Objective:
Go through the records and copy each line where the word "BALANCE" occurs.

[Figure content listings]
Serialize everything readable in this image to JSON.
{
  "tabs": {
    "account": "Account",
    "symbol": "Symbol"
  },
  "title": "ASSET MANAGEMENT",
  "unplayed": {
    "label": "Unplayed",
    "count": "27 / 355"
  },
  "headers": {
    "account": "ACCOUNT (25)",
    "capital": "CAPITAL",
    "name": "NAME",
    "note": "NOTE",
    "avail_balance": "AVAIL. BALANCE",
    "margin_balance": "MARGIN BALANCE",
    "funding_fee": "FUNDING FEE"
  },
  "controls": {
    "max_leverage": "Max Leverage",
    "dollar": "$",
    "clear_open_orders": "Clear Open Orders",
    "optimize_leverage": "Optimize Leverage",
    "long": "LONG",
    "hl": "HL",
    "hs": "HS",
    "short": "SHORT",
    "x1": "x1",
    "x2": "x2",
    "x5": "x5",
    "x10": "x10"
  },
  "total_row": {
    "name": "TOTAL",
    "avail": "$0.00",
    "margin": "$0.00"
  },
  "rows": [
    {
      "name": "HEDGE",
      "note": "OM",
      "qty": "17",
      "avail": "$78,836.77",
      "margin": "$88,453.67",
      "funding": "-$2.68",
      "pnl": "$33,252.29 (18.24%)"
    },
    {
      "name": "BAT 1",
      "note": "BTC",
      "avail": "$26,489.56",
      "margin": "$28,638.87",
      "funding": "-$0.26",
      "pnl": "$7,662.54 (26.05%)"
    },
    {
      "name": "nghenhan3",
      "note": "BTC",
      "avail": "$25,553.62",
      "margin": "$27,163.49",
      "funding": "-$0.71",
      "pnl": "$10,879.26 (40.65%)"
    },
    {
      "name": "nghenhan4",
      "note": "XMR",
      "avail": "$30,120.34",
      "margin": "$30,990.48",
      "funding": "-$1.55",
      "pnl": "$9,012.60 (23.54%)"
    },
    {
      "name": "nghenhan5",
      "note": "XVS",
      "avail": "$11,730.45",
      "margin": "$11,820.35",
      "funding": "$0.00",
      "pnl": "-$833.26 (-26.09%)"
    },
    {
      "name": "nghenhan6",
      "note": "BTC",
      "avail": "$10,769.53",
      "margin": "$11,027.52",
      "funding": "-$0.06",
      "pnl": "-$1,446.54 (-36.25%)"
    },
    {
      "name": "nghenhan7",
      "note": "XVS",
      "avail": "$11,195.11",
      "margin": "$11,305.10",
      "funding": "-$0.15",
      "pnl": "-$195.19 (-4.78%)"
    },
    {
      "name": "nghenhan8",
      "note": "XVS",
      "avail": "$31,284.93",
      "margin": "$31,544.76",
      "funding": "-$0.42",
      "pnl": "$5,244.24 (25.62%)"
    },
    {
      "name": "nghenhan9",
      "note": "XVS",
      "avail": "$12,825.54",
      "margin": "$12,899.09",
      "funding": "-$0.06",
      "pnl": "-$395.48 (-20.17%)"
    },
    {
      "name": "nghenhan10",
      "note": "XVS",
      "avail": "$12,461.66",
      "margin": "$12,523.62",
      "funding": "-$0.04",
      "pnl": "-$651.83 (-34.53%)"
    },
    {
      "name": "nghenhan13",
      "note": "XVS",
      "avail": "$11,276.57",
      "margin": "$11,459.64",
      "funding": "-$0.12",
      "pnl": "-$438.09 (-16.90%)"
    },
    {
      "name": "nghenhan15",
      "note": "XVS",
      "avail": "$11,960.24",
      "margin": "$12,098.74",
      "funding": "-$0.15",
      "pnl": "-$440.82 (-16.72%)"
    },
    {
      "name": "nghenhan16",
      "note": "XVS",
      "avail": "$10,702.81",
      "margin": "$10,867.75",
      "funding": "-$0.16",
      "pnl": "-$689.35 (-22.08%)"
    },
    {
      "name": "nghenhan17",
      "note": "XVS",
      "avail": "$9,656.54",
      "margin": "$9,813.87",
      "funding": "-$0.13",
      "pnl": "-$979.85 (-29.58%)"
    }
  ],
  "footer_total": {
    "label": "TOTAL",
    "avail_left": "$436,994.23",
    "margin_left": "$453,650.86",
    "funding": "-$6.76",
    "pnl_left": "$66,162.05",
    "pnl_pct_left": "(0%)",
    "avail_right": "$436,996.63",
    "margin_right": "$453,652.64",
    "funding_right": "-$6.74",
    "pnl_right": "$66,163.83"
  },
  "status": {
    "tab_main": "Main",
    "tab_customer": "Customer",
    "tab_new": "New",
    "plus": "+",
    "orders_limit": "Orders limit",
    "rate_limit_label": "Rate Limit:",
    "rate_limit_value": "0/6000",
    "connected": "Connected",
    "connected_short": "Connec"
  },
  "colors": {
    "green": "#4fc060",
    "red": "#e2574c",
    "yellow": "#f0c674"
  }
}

Response to the task:
    "avail_balance": "AVAIL. BALANCE",
    "margin_balance": "MARGIN BALANCE",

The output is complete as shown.